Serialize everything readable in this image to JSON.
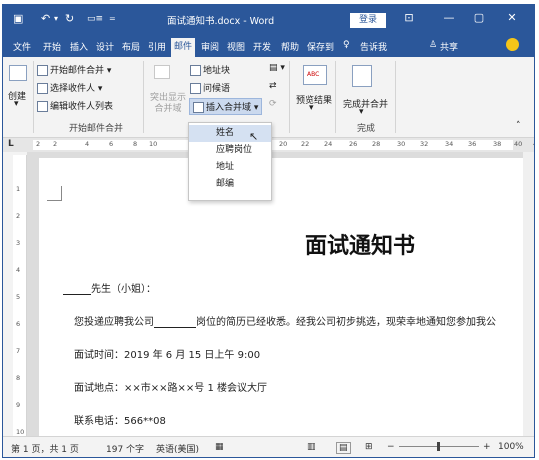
{
  "window": {
    "title": "面试通知书.docx - Word",
    "login_label": "登录",
    "quick_access": [
      "save-icon",
      "undo-icon",
      "redo-icon",
      "touch-mode-icon",
      "customize-icon"
    ],
    "controls": [
      "ribbon-display-icon",
      "minimize-icon",
      "restore-icon",
      "close-icon"
    ]
  },
  "tabs": [
    "文件",
    "开始",
    "插入",
    "设计",
    "布局",
    "引用",
    "邮件",
    "审阅",
    "视图",
    "开发",
    "帮助",
    "保存到",
    "告诉我",
    "共享"
  ],
  "tabs_active": "邮件",
  "ribbon": {
    "create_label": "创建",
    "start_merge_group": {
      "items": [
        "开始邮件合并",
        "选择收件人",
        "编辑收件人列表"
      ],
      "label": "开始邮件合并"
    },
    "write_insert_group": {
      "highlight_label": "突出显示合并域",
      "items": [
        "地址块",
        "问候语",
        "插入合并域"
      ]
    },
    "preview_label": "预览结果",
    "preview_icon_text": "ABC",
    "finish_label": "完成并合并",
    "finish_group_label": "完成"
  },
  "ruler_ticks": [
    "2",
    "2",
    "4",
    "6",
    "8",
    "10",
    "20",
    "22",
    "24",
    "26",
    "28",
    "30",
    "32",
    "34",
    "36",
    "38",
    "40",
    "42"
  ],
  "vertical_ruler_ticks": [
    "1",
    "2",
    "3",
    "4",
    "5",
    "6",
    "7",
    "8",
    "9",
    "10"
  ],
  "merge_menu": {
    "items": [
      "姓名",
      "应聘岗位",
      "地址",
      "邮编"
    ],
    "hover_index": 0
  },
  "document": {
    "title": "面试通知书",
    "salutation": "先生（小姐）：",
    "line1_pre": "您投递应聘我公司",
    "line1_post": "岗位的简历已经收悉。经我公司初步挑选，现荣幸地通知您参加我公",
    "time": "面试时间：2019 年 6 月 15 日上午 9:00",
    "place": "面试地点：××市××路××号 1 楼会议大厅",
    "phone": "联系电话：566**08"
  },
  "status": {
    "page": "第 1 页，共 1 页",
    "words": "197 个字",
    "language": "英语(美国)",
    "zoom": "100%"
  }
}
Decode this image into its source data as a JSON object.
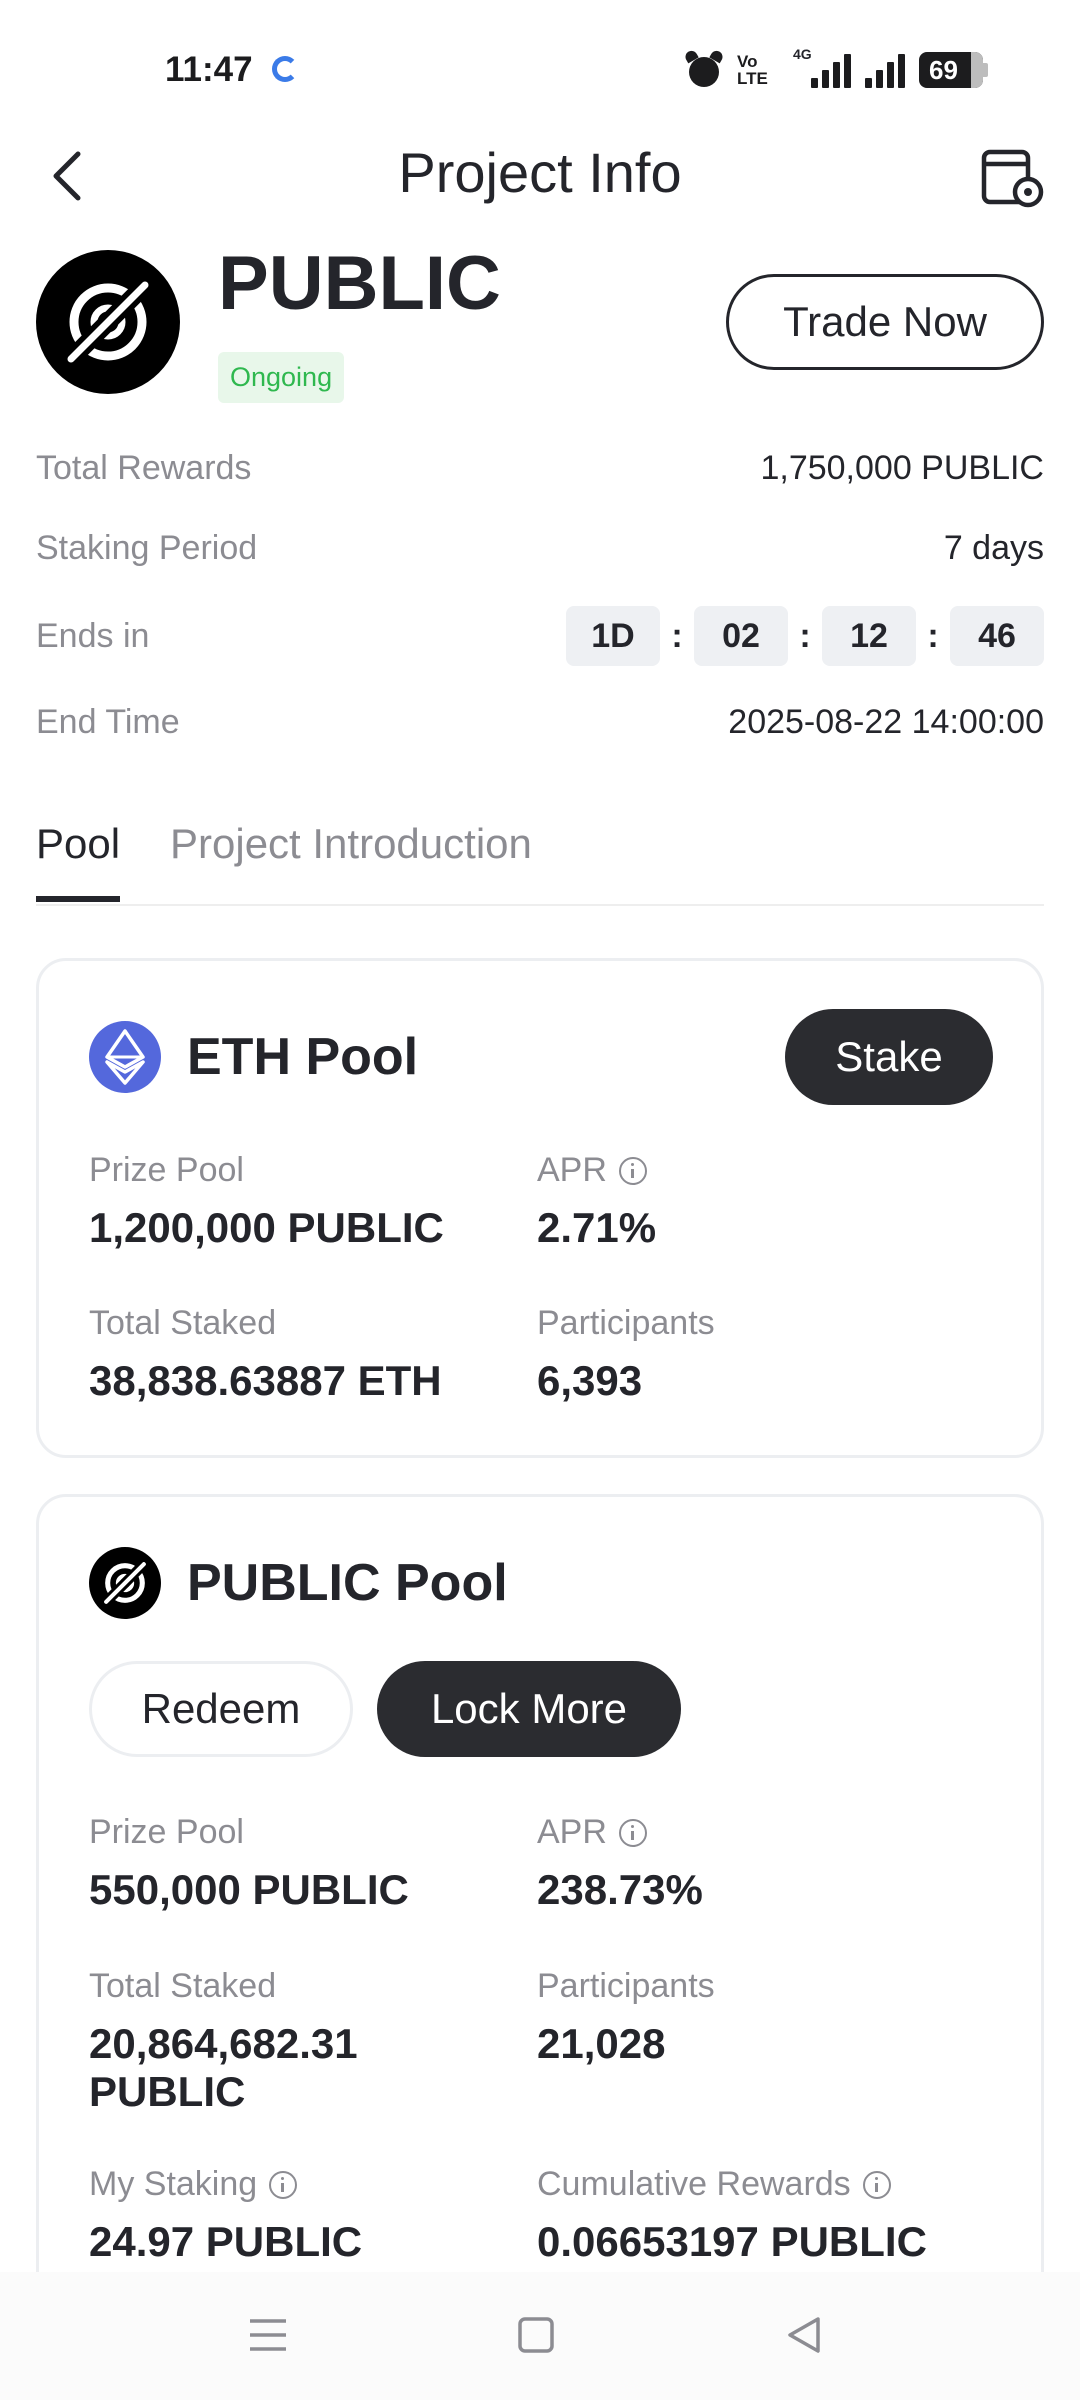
{
  "status_bar": {
    "time": "11:47",
    "network_label": "Vo LTE",
    "signal_label": "4G",
    "battery": "69"
  },
  "header": {
    "title": "Project Info",
    "back_icon": "chevron-left-icon",
    "settings_icon": "settings-calendar-icon"
  },
  "project": {
    "name": "PUBLIC",
    "status": "Ongoing",
    "trade_button": "Trade Now"
  },
  "info": {
    "total_rewards_label": "Total Rewards",
    "total_rewards_value": "1,750,000 PUBLIC",
    "staking_period_label": "Staking Period",
    "staking_period_value": "7 days",
    "ends_in_label": "Ends in",
    "countdown": {
      "days": "1D",
      "hours": "02",
      "minutes": "12",
      "seconds": "46",
      "separator": ":"
    },
    "end_time_label": "End Time",
    "end_time_value": "2025-08-22 14:00:00"
  },
  "tabs": [
    {
      "label": "Pool",
      "active": true
    },
    {
      "label": "Project Introduction",
      "active": false
    }
  ],
  "pools": [
    {
      "name": "ETH Pool",
      "action": "Stake",
      "stats": {
        "prize_pool_label": "Prize Pool",
        "prize_pool_value": "1,200,000 PUBLIC",
        "apr_label": "APR",
        "apr_value": "2.71%",
        "total_staked_label": "Total Staked",
        "total_staked_value": "38,838.63887 ETH",
        "participants_label": "Participants",
        "participants_value": "6,393"
      }
    },
    {
      "name": "PUBLIC Pool",
      "redeem": "Redeem",
      "lock_more": "Lock More",
      "stats": {
        "prize_pool_label": "Prize Pool",
        "prize_pool_value": "550,000 PUBLIC",
        "apr_label": "APR",
        "apr_value": "238.73%",
        "total_staked_label": "Total Staked",
        "total_staked_value": "20,864,682.31 PUBLIC",
        "participants_label": "Participants",
        "participants_value": "21,028",
        "my_staking_label": "My Staking",
        "my_staking_value": "24.97 PUBLIC",
        "cumulative_rewards_label": "Cumulative Rewards",
        "cumulative_rewards_value": "0.06653197 PUBLIC"
      }
    }
  ],
  "colors": {
    "status_ongoing": "#2fb84f",
    "eth_icon": "#5468dc",
    "dark_button": "#2b2c30"
  }
}
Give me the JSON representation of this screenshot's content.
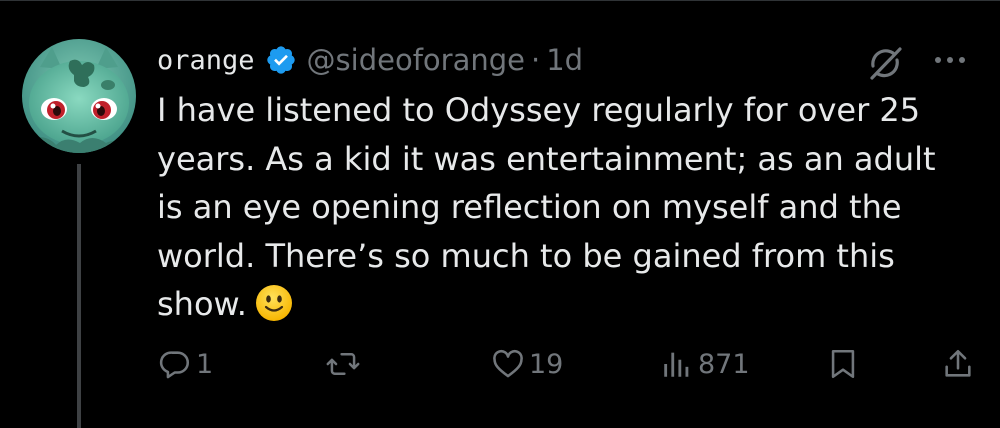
{
  "tweet": {
    "author": {
      "display_name": "orange",
      "handle": "@sideoforange",
      "verified": true,
      "avatar_icon": "bulbasaur-avatar"
    },
    "separator": "·",
    "time": "1d",
    "lines": [
      "I have listened to Odyssey regularly for over 25",
      "years. As a kid it was entertainment; as an adult",
      "is an eye opening reflection on myself and the",
      "world. There’s so much to be gained from this",
      "show."
    ],
    "emoji": "slightly-smiling-face"
  },
  "actions": {
    "replies": "1",
    "retweets": "",
    "likes": "19",
    "views": "871"
  },
  "colors": {
    "background": "#000000",
    "text": "#e7e9ea",
    "muted": "#71767b",
    "verified": "#1d9bf0",
    "thread_line": "#3e4144"
  }
}
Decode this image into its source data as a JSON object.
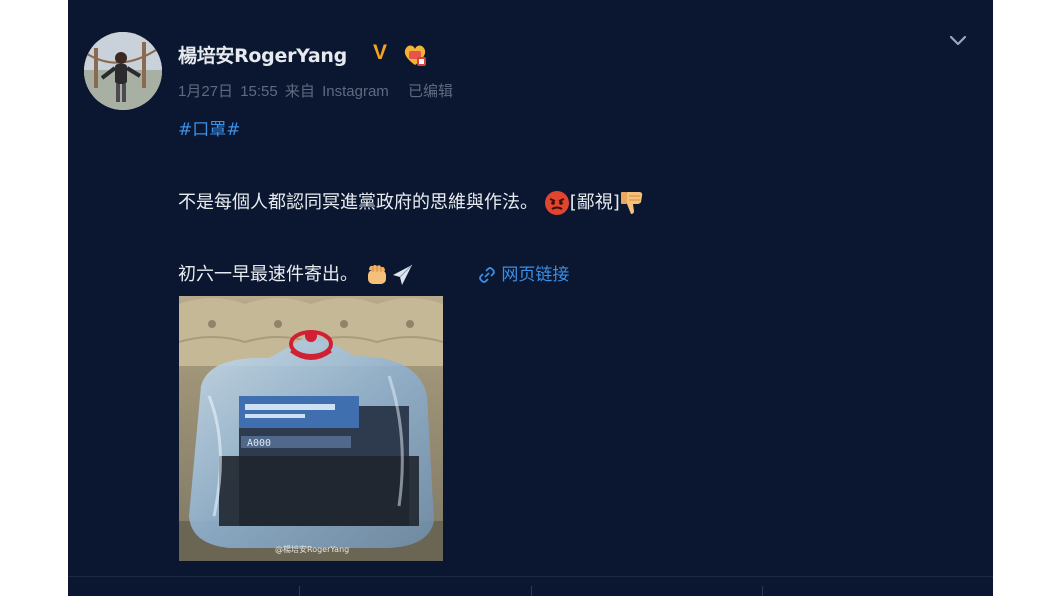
{
  "post": {
    "user": {
      "name": "楊培安RogerYang",
      "verified_mark": "V",
      "verified_color": "#f6a41b",
      "badge_icon": "heart-badge-icon"
    },
    "meta": {
      "date": "1月27日",
      "time": "15:55",
      "source_prefix": "来自",
      "source": "Instagram",
      "edited": "已编辑"
    },
    "hashtag": "#口罩#",
    "line1": {
      "text": "不是每個人都認同冥進黨政府的思維與作法。",
      "emoji_label": "[鄙視]"
    },
    "line2": {
      "text": "初六一早最速件寄出。"
    },
    "web_link": "网页链接",
    "image": {
      "watermark": "@楊培安RogerYang"
    }
  },
  "colors": {
    "background": "#0b1730",
    "link": "#3b8fe6",
    "text": "#e8ecf1",
    "meta": "#5e6a7f"
  }
}
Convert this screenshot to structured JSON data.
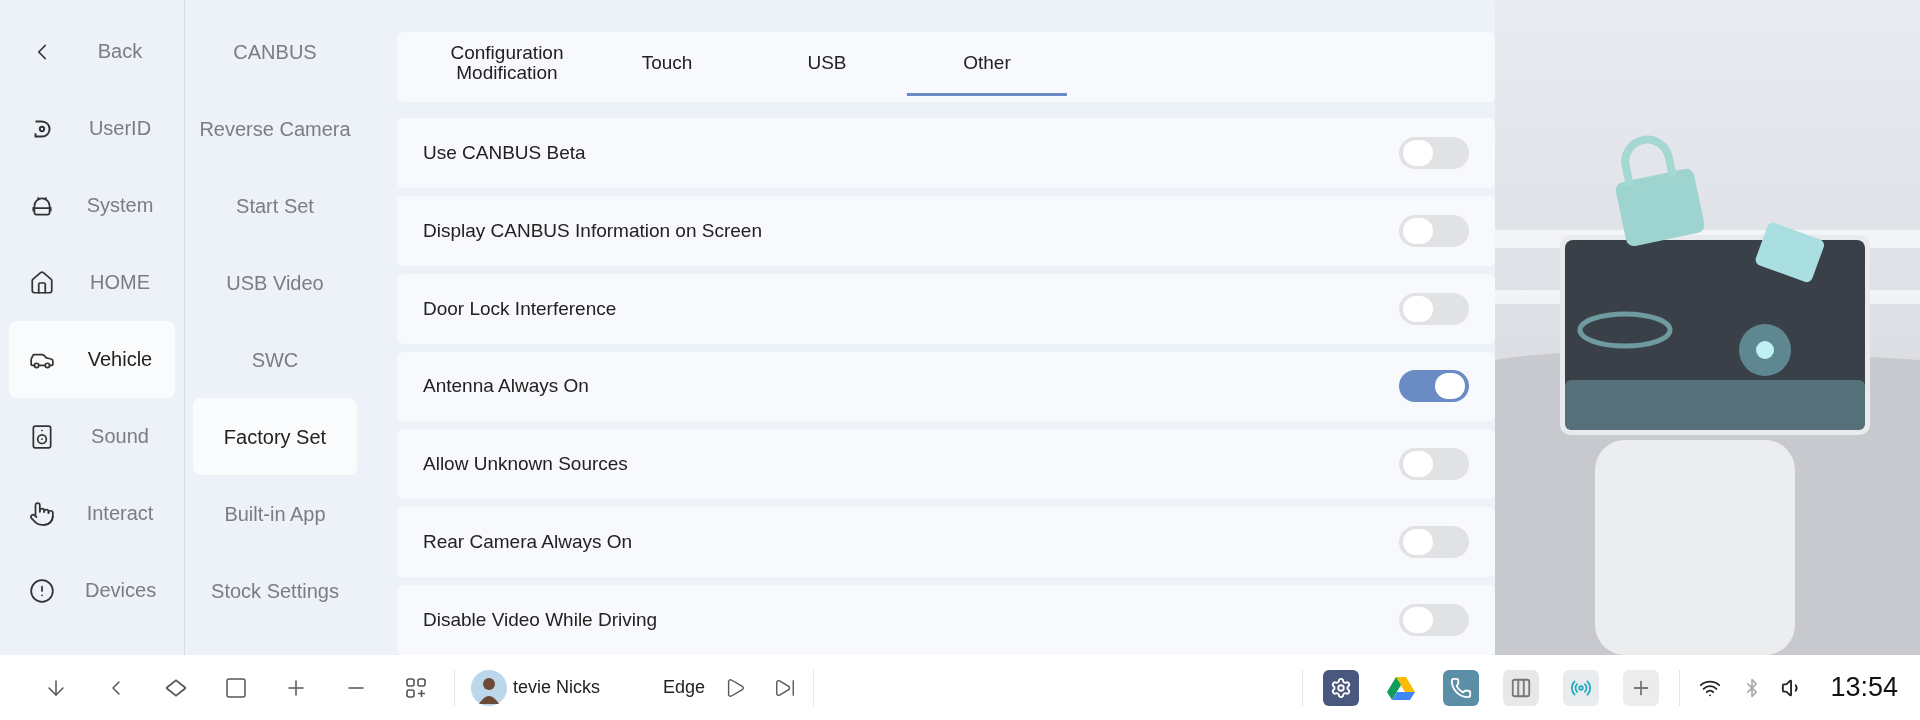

****************

» STATED TASK
Copy every entry exactly as written. Pictures are excluded.

» ANSWER BELOW
Serialize everything readable in this image to JSON.
{
  "window": {
    "title": "面试通知书.docx - Word",
    "login_label": "登录",
    "quick_access": [
      "save-icon",
      "undo-icon",
      "redo-icon",
      "touch-mode-icon",
      "customize-icon"
    ],
    "controls": [
      "ribbon-display-icon",
      "minimize-icon",
      "restore-icon",
      "close-icon"
    ]
  },
  "tabs": [
    "文件",
    "开始",
    "插入",
    "设计",
    "布局",
    "引用",
    "邮件",
    "审阅",
    "视图",
    "开发",
    "帮助",
    "保存到",
    "告诉我",
    "共享"
  ],
  "tabs_active": "邮件",
  "ribbon": {
    "create_label": "创建",
    "start_merge_group": {
      "items": [
        "开始邮件合并",
        "选择收件人",
        "编辑收件人列表"
      ],
      "label": "开始邮件合并"
    },
    "write_insert_group": {
      "highlight_label": "突出显示合并域",
      "items": [
        "地址块",
        "问候语",
        "插入合并域"
      ]
    },
    "preview_label": "预览结果",
    "preview_icon_text": "ABC",
    "finish_label": "完成并合并",
    "finish_group_label": "完成"
  },
  "ruler_ticks": [
    "2",
    "2",
    "4",
    "6",
    "8",
    "10",
    "20",
    "22",
    "24",
    "26",
    "28",
    "30",
    "32",
    "34",
    "36",
    "38",
    "40",
    "42"
  ],
  "vertical_ruler_ticks": [
    "1",
    "2",
    "3",
    "4",
    "5",
    "6",
    "7",
    "8",
    "9",
    "10"
  ],
  "merge_menu": {
    "items": [
      "姓名",
      "应聘岗位",
      "地址",
      "邮编"
    ],
    "hover_index": 0
  },
  "document": {
    "title": "面试通知书",
    "salutation": "先生（小姐）：",
    "line1_pre": "您投递应聘我公司",
    "line1_post": "岗位的简历已经收悉。经我公司初步挑选，现荣幸地通知您参加我公",
    "time": "面试时间：2019 年 6 月 15 日上午 9:00",
    "place": "面试地点：××市××路××号 1 楼会议大厅",
    "phone": "联系电话：566**08"
  },
  "status": {
    "page": "第 1 页，共 1 页",
    "words": "197 个字",
    "language": "英语(美国)",
    "zoom": "100%"
  }
}
Decode this image into its source data as a JSON object.
{
  "status_bar": {
    "time": "11:47",
    "network_label": "Vo LTE",
    "signal_label": "4G",
    "battery": "69"
  },
  "header": {
    "title": "Project Info",
    "back_icon": "chevron-left-icon",
    "settings_icon": "settings-calendar-icon"
  },
  "project": {
    "name": "PUBLIC",
    "status": "Ongoing",
    "trade_button": "Trade Now"
  },
  "info": {
    "total_rewards_label": "Total Rewards",
    "total_rewards_value": "1,750,000 PUBLIC",
    "staking_period_label": "Staking Period",
    "staking_period_value": "7 days",
    "ends_in_label": "Ends in",
    "countdown": {
      "days": "1D",
      "hours": "02",
      "minutes": "12",
      "seconds": "46",
      "separator": ":"
    },
    "end_time_label": "End Time",
    "end_time_value": "2025-08-22 14:00:00"
  },
  "tabs": [
    {
      "label": "Pool",
      "active": true
    },
    {
      "label": "Project Introduction",
      "active": false
    }
  ],
  "pools": [
    {
      "name": "ETH Pool",
      "action": "Stake",
      "stats": {
        "prize_pool_label": "Prize Pool",
        "prize_pool_value": "1,200,000 PUBLIC",
        "apr_label": "APR",
        "apr_value": "2.71%",
        "total_staked_label": "Total Staked",
        "total_staked_value": "38,838.63887 ETH",
        "participants_label": "Participants",
        "participants_value": "6,393"
      }
    },
    {
      "name": "PUBLIC Pool",
      "redeem": "Redeem",
      "lock_more": "Lock More",
      "stats": {
        "prize_pool_label": "Prize Pool",
        "prize_pool_value": "550,000 PUBLIC",
        "apr_label": "APR",
        "apr_value": "238.73%",
        "total_staked_label": "Total Staked",
        "total_staked_value": "20,864,682.31 PUBLIC",
        "participants_label": "Participants",
        "participants_value": "21,028",
        "my_staking_label": "My Staking",
        "my_staking_value": "24.97 PUBLIC",
        "cumulative_rewards_label": "Cumulative Rewards",
        "cumulative_rewards_value": "0.06653197 PUBLIC"
      }
    }
  ],
  "colors": {
    "status_ongoing": "#2fb84f",
    "eth_icon": "#5468dc",
    "dark_button": "#2b2c30"
  }
}
Give me the JSON representation of this screenshot's content.
{
  "tweet": {
    "author": {
      "display_name": "orange",
      "handle": "@sideoforange",
      "verified": true,
      "avatar_icon": "bulbasaur-avatar"
    },
    "separator": "·",
    "time": "1d",
    "lines": [
      "I have listened to Odyssey regularly for over 25",
      "years. As a kid it was entertainment; as an adult",
      "is an eye opening reflection on myself and the",
      "world. There’s so much to be gained from this",
      "show."
    ],
    "emoji": "slightly-smiling-face"
  },
  "actions": {
    "replies": "1",
    "retweets": "",
    "likes": "19",
    "views": "871"
  },
  "colors": {
    "background": "#000000",
    "text": "#e7e9ea",
    "muted": "#71767b",
    "verified": "#1d9bf0",
    "thread_line": "#3e4144"
  }
}
Decode this image into its source data as a JSON object.
{
  "post": {
    "user": {
      "name": "楊培安RogerYang",
      "verified_mark": "V",
      "verified_color": "#f6a41b",
      "badge_icon": "heart-badge-icon"
    },
    "meta": {
      "date": "1月27日",
      "time": "15:55",
      "source_prefix": "来自",
      "source": "Instagram",
      "edited": "已编辑"
    },
    "hashtag": "#口罩#",
    "line1": {
      "text": "不是每個人都認同冥進黨政府的思維與作法。",
      "emoji_label": "[鄙視]"
    },
    "line2": {
      "text": "初六一早最速件寄出。"
    },
    "web_link": "网页链接",
    "image": {
      "watermark": "@楊培安RogerYang"
    }
  },
  "colors": {
    "background": "#0b1730",
    "link": "#3b8fe6",
    "text": "#e8ecf1",
    "meta": "#5e6a7f"
  }
}
Convert this screenshot to structured JSON data.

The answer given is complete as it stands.